Задания =
1 - Судя по фрагменту о враче Мудрове, в каком году Мудров ездил в Поволжье?
2 - Продолжите фрагмент о враче Мудрове, начав сразу после его последнего предложения.

Как тут не вспомнить роман Льва Толстого «Война и мир», где Мудров, приглашенный среди других врачей к Наташе Ростовой, «лучше определил болезнь».
Но многие московские обыватели остерегались говорить восторженные слова о первом медицинском светиле, пока он не испытан в самом трудном деле — врач на Руси проявлялся в борьбе с эпидемиями.
«Мудров в двадцать четыре часа посылается на чуму, — писал историк Михаил Погодин о поездке легендарного врача в 1830 году в Поволжье. — Какое славное поручение. Остановить смерть, которая со всеми ужасами несется на отечество».
Через три месяца эпидемия холеры (Погодин оговорился, упоминая чуму) в Поволжье прекратилась, и Мудров со славою вместе с коллегами и учениками (среди них был будущий драматург и историк театра Федор Кони) вернулся в Москву. Но не прошло и года, как холера начала косить петербуржцев. Мудрова попросили приехать в Северную столицу. Накануне отъезда, оказавшегося роковым, он писал Чаадаеву:
«Мой друг и благодетель! Тяжко расставаться с Москвой, к которой привык, которую люблю. Жаль университет! Тяжко расставаться с близкими, с вами, а долг велит ехать».

Набор данных =
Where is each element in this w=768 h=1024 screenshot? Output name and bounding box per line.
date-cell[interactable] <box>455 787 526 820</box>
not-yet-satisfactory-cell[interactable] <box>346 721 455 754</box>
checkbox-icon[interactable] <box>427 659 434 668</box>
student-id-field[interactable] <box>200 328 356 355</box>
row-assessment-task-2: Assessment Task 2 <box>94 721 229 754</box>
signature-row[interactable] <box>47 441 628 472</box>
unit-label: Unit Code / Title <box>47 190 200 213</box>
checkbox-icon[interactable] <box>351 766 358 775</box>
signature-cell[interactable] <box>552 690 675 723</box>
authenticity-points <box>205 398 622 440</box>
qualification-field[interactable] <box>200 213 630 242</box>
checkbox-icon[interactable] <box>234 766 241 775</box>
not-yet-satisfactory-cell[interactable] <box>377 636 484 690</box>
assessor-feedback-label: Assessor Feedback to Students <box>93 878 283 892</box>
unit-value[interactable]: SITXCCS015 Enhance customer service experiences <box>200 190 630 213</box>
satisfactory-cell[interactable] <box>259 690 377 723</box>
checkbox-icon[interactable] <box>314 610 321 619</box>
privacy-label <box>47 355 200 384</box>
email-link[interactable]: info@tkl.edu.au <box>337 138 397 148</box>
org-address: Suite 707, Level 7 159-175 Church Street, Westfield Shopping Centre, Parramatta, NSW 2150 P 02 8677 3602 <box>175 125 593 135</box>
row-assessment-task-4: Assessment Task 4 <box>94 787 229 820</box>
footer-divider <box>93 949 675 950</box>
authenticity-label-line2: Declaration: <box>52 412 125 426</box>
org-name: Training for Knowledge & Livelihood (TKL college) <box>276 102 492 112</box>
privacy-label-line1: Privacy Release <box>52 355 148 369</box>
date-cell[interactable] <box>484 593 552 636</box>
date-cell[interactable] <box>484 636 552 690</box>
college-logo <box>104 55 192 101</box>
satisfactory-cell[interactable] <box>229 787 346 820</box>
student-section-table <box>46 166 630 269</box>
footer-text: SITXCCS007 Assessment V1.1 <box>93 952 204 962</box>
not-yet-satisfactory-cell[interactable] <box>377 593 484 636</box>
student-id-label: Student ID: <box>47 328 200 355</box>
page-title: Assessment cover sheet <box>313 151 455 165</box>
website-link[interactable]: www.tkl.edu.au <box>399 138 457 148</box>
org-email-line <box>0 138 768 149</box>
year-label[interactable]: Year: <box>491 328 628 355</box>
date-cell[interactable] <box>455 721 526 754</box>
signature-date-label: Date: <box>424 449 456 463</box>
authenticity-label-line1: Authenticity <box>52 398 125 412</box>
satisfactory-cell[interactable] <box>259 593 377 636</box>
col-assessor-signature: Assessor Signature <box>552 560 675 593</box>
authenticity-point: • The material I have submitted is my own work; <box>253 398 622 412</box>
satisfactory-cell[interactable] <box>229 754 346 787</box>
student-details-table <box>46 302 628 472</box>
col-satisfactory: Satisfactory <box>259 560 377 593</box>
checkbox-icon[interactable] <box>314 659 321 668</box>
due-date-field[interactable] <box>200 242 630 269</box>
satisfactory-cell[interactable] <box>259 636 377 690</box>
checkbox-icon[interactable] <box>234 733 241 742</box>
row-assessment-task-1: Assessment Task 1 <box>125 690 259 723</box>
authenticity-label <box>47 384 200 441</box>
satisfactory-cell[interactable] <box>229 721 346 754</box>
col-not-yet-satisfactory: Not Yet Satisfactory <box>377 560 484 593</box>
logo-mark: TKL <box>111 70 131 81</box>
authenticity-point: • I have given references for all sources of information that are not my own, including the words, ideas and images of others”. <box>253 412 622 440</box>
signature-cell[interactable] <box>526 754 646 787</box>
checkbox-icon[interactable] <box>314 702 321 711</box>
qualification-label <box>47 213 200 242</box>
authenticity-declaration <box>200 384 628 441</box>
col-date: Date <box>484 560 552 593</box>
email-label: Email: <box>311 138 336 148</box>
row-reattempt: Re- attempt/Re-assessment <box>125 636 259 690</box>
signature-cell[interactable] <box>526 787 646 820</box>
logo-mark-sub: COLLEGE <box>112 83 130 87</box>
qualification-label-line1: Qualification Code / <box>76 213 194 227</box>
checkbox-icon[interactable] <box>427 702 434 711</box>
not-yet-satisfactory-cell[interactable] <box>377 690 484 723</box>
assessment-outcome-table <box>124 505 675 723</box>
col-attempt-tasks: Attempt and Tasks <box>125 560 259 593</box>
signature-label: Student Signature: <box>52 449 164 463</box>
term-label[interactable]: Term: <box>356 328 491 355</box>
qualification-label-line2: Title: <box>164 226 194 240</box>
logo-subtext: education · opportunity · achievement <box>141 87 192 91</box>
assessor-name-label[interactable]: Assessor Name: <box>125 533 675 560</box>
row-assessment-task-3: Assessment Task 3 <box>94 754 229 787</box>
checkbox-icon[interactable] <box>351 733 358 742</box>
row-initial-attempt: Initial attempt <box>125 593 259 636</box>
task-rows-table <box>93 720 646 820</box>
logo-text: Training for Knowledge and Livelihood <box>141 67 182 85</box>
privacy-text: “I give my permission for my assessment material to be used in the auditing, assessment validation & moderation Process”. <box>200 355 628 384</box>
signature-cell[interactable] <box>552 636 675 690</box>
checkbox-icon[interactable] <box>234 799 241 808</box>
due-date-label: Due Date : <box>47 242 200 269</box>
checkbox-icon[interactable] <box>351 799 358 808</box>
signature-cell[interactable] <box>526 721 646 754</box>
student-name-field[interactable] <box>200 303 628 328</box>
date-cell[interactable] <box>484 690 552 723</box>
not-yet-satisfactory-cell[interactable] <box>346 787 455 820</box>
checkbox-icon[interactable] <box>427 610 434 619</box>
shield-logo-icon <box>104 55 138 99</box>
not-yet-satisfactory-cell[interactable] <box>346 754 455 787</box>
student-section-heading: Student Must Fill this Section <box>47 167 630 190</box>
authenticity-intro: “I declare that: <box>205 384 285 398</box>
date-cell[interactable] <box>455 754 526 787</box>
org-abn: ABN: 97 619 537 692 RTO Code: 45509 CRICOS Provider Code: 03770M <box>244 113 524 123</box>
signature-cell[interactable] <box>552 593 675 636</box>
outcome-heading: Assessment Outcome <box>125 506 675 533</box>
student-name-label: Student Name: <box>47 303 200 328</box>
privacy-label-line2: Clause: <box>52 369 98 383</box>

Ответы по порядку =
1 - В 1830 году.

2 -
Матвей Мудров выполнил свой долг до конца. На могильной гранитной плите отдаленного холерного кладбища Куликова поля близ Петербурга остались слова:
«Под сим камнем погребено тело Матвея Яковлевича Мудрова, старшего члена Медицинского совета Центральной холерной комиссии, доктора, профессора и директора Клинического института Московского университета, действительного статского советника и разных орденов кавалера, окончившего земное поприще свое после долговременного служения человечеству на христианском подвиге подавания помощи зараженным холерою в Петербурге и падшего от оной жертвой своего усердия. Полезного жития ему было 55 лет. Родился 25 марта 1776 года, умер 8 июля 1831 года».